* [What you will do]:
From the sermon below, list every scripture reference named on its passage line.

* [Excerpt to read]:
━━━━━━━━
April 17, 2016

My Sheep

Series:
Passage: Acts 9:36-43, Psalm 23, Revelation 7:9-17, John 10:22-30
Service Type:

My sheep hear my voice. I know them, and they follow me. I give them eternal life, and they will never perish. No one will snatch them out of my hand.

Introduction
Children sometimes ask questions about God we are all wondering about. Recently a seven year old in our congregation had a question that her parents chose to refer to me. In essence her question was, “why can’t I hear God speaking in my ear?” This young person heard talk about God of how God speaks so wanted to know why God’s voice had never been audible to her. “How come I don’t hear him in my ear?”

So how does one explain the mystery faith to a seven-year-old? I will admit that my initial answer to her was lame and I promised that I would take some time to think about it so I could give her a better answer. I saw her next week at church and as promised had what I was hoping would be an answer that would help her. I knelt down so we were face to face; we recalled her question and here was my answer. There are different kinds of hearing. I could see by looking at her eyes a delight that satisfied her curiosity. Of course, there is more to understand as she grows older and can embrace more. We talked a little about love and how we can hear someone say “I love you” with our ear but we can also hear with our hearts they love us even if they don’t say a word. This kind of hearing with our hearts is more like how we hear God.

1. “My sheep hear my voice”, said our Lord. Jesus has come to Jerusalem for the festival of the Dedication (Hanukah). This is the festival that was to celebrate the rededication of temple lead by the Maccabean king in 164 BC. In 167 BC the then reigning Syrian King Antiochus IV had tried to force conversion of the Jewish people erecting an altar for making sacrifices to Zeus along with an idol in the image of the King in the temple at Jerusalem. Judas Maccabaeus with the odds against him led the revolt that overthrew Antiochus. The altar and idol were destroyed and the temple rededicated.

Fast forward about 200 years to this day with Jesus in the temple for this festival. Rather than occupation by a Syrian king the Jewish people and Jerusalem are now occupied by the Romans. There is an uneasy peace with the Jews who were able to secure an exemption from the religious requirement to pay homage to the gods of Rome. What you can sense in the question Jesus has been asked is how it is loaded with the hopes of ending Roman occupation; the memory of Judas Maccabeus’ victory informs their current messianic hopes. “How long will you keep us in suspense? If you are the Messiah, tell us plainly.”
━━━━━━━━
* [Listing]:
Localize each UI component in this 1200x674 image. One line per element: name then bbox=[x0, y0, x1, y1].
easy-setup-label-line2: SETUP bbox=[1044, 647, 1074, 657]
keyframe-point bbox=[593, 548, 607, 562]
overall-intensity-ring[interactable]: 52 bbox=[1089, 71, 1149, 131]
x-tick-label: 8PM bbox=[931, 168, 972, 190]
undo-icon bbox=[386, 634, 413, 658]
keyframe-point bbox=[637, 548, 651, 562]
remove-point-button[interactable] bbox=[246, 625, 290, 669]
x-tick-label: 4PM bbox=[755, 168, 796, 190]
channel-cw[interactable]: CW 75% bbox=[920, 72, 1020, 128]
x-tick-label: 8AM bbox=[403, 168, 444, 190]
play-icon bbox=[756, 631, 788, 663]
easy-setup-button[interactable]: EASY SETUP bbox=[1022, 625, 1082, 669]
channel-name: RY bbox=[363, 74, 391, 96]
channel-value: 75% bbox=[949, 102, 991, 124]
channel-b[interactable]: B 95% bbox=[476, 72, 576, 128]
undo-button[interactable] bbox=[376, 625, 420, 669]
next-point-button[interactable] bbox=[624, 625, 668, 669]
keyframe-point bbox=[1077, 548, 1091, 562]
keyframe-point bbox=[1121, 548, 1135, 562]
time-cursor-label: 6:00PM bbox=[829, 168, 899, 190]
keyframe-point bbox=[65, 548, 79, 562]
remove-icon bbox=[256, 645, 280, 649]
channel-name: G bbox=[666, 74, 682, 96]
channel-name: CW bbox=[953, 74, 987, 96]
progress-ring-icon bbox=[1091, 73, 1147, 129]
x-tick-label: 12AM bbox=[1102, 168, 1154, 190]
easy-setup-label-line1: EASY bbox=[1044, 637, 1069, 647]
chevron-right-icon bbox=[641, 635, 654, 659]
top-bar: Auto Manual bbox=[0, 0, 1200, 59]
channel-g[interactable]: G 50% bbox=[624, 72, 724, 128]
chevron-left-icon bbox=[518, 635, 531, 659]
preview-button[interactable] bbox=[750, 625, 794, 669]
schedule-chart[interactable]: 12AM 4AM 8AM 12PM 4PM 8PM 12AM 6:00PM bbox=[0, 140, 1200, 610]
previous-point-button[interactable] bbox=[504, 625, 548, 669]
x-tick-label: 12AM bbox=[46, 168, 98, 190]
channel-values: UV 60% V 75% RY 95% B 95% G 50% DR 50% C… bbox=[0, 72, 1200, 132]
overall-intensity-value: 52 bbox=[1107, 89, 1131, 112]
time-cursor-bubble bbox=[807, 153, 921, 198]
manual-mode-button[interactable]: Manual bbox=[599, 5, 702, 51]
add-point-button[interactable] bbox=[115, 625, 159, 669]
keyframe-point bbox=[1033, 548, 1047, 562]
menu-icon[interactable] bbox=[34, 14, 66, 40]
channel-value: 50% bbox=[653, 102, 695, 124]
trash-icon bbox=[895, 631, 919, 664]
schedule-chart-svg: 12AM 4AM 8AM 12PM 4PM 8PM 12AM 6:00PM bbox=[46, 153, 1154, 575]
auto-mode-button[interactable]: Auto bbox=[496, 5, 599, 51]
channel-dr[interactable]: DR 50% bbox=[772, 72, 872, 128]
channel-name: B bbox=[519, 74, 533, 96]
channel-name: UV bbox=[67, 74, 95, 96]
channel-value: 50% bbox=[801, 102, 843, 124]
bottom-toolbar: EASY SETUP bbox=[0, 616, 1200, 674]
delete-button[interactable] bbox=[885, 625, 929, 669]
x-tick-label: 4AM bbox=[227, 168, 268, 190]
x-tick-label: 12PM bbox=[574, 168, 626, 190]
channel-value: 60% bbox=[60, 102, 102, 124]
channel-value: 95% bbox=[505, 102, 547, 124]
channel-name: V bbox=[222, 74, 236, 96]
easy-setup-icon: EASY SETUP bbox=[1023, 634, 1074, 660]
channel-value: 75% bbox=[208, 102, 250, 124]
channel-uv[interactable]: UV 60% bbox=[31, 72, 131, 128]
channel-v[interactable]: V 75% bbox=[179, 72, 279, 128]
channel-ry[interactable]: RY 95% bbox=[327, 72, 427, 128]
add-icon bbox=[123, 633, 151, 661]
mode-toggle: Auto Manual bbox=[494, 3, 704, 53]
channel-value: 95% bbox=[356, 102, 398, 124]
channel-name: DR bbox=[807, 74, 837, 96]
━━━━━━━━
* [The solution]:
Acts 9:36-43
Psalm 23
Revelation 7:9-17
John 10:22-30